To do »
Go through the entries below and pick out every line with "label".

— START Provided records —

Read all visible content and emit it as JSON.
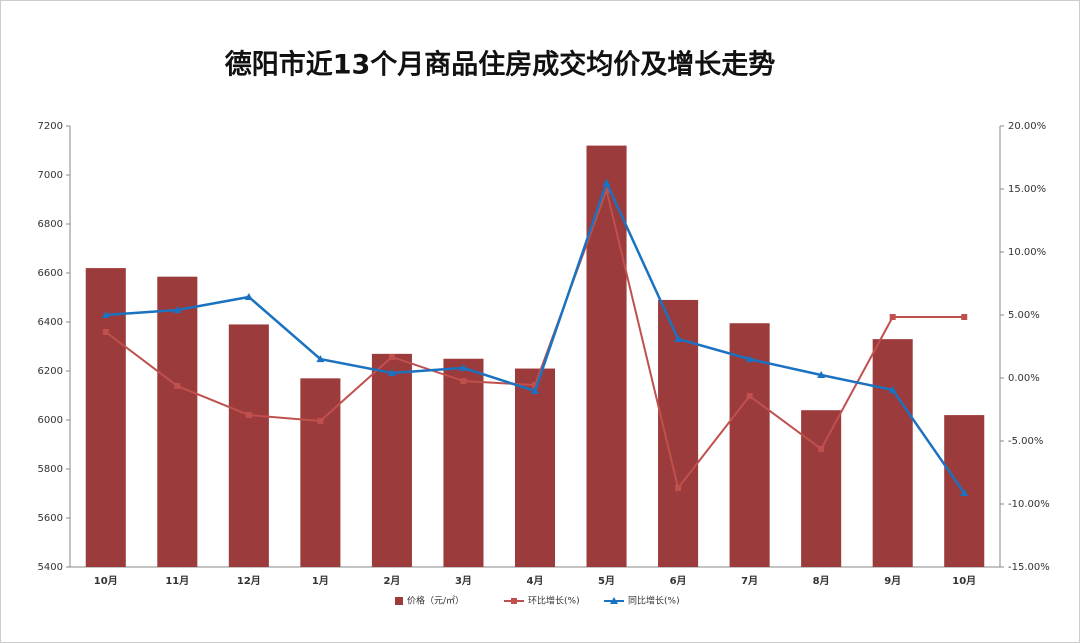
{
  "chart_data": {
    "type": "bar-line",
    "title": "德阳市近13个月商品住房成交均价及增长走势",
    "categories": [
      "10月",
      "11月",
      "12月",
      "1月",
      "2月",
      "3月",
      "4月",
      "5月",
      "6月",
      "7月",
      "8月",
      "9月",
      "10月"
    ],
    "series": [
      {
        "name": "价格（元/㎡）",
        "type": "bar",
        "color": "#9c3b3b",
        "values": [
          6620,
          6585,
          6390,
          6170,
          6270,
          6250,
          6210,
          7120,
          6490,
          6395,
          6040,
          6330,
          6020
        ]
      },
      {
        "name": "环比增长(%)",
        "type": "line",
        "axis": "y2",
        "marker": "square",
        "color": "#c0504d",
        "values": [
          3.65,
          -0.63,
          -2.94,
          -3.41,
          1.67,
          -0.24,
          -0.56,
          14.9,
          -8.73,
          -1.43,
          -5.63,
          4.84,
          4.84
        ]
      },
      {
        "name": "同比增长(%)",
        "type": "line",
        "axis": "y2",
        "marker": "triangle",
        "color": "#1a72c0",
        "values": [
          5.0,
          5.4,
          6.43,
          1.5,
          0.4,
          0.8,
          -1.03,
          15.5,
          3.1,
          1.5,
          0.24,
          -0.95,
          -9.13
        ]
      }
    ],
    "ylim": [
      5400,
      7200
    ],
    "yticks": [
      5400,
      5600,
      5800,
      6000,
      6200,
      6400,
      6600,
      6800,
      7000,
      7200
    ],
    "y2lim": [
      -15,
      20
    ],
    "y2ticks": [
      {
        "value": -15,
        "label": "-15.00%"
      },
      {
        "value": -10,
        "label": "-10.00%"
      },
      {
        "value": -5,
        "label": "-5.00%"
      },
      {
        "value": 0,
        "label": "0.00%"
      },
      {
        "value": 5,
        "label": "5.00%"
      },
      {
        "value": 10,
        "label": "10.00%"
      },
      {
        "value": 15,
        "label": "15.00%"
      },
      {
        "value": 20,
        "label": "20.00%"
      }
    ],
    "legend": "bottom"
  }
}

— END Provided records —

Result of the task »
        "label": "-15.00%"
        "label": "-10.00%"
        "label": "-5.00%"
        "label": "0.00%"
        "label": "5.00%"
        "label": "10.00%"
        "label": "15.00%"
        "label": "20.00%"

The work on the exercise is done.